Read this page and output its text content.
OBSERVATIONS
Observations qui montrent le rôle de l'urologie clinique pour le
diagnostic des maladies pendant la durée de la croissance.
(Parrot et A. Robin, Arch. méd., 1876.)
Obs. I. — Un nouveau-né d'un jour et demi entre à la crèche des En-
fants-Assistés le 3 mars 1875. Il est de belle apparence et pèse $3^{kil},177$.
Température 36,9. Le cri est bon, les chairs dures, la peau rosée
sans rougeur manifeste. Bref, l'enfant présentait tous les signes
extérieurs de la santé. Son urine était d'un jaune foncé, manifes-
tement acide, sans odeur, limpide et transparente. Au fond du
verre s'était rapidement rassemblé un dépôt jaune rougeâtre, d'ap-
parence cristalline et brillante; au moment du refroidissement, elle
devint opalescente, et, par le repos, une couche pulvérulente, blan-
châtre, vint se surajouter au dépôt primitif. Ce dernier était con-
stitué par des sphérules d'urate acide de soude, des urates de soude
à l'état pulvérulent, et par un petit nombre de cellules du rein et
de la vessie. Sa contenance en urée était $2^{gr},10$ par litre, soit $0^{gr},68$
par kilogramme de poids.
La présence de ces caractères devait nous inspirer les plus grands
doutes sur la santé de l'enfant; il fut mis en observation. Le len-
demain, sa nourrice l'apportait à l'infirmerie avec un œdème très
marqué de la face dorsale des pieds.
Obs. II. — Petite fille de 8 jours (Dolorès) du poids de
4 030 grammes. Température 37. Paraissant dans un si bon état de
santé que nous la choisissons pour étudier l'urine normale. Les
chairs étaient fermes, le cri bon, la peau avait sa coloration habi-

• **EXERCISE PROMPT**:
Quote the data above in full, changing nothing.

• **EXPECTED ANSWER**:
Read this page and output its text content.
OBSERVATIONS
Observations qui montrent le rôle de l'urologie clinique pour le
diagnostic des maladies pendant la durée de la croissance.
(Parrot et A. Robin, Arch. méd., 1876.)
Obs. I. — Un nouveau-né d'un jour et demi entre à la crèche des En-
fants-Assistés le 3 mars 1875. Il est de belle apparence et pèse $3^{kil},177$.
Température 36,9. Le cri est bon, les chairs dures, la peau rosée
sans rougeur manifeste. Bref, l'enfant présentait tous les signes
extérieurs de la santé. Son urine était d'un jaune foncé, manifes-
tement acide, sans odeur, limpide et transparente. Au fond du
verre s'était rapidement rassemblé un dépôt jaune rougeâtre, d'ap-
parence cristalline et brillante; au moment du refroidissement, elle
devint opalescente, et, par le repos, une couche pulvérulente, blan-
châtre, vint se surajouter au dépôt primitif. Ce dernier était con-
stitué par des sphérules d'urate acide de soude, des urates de soude
à l'état pulvérulent, et par un petit nombre de cellules du rein et
de la vessie. Sa contenance en urée était $2^{gr},10$ par litre, soit $0^{gr},68$
par kilogramme de poids.
La présence de ces caractères devait nous inspirer les plus grands
doutes sur la santé de l'enfant; il fut mis en observation. Le len-
demain, sa nourrice l'apportait à l'infirmerie avec un œdème très
marqué de la face dorsale des pieds.
Obs. II. — Petite fille de 8 jours (Dolorès) du poids de
4 030 grammes. Température 37. Paraissant dans un si bon état de
santé que nous la choisissons pour étudier l'urine normale. Les
chairs étaient fermes, le cri bon, la peau avait sa coloration habi-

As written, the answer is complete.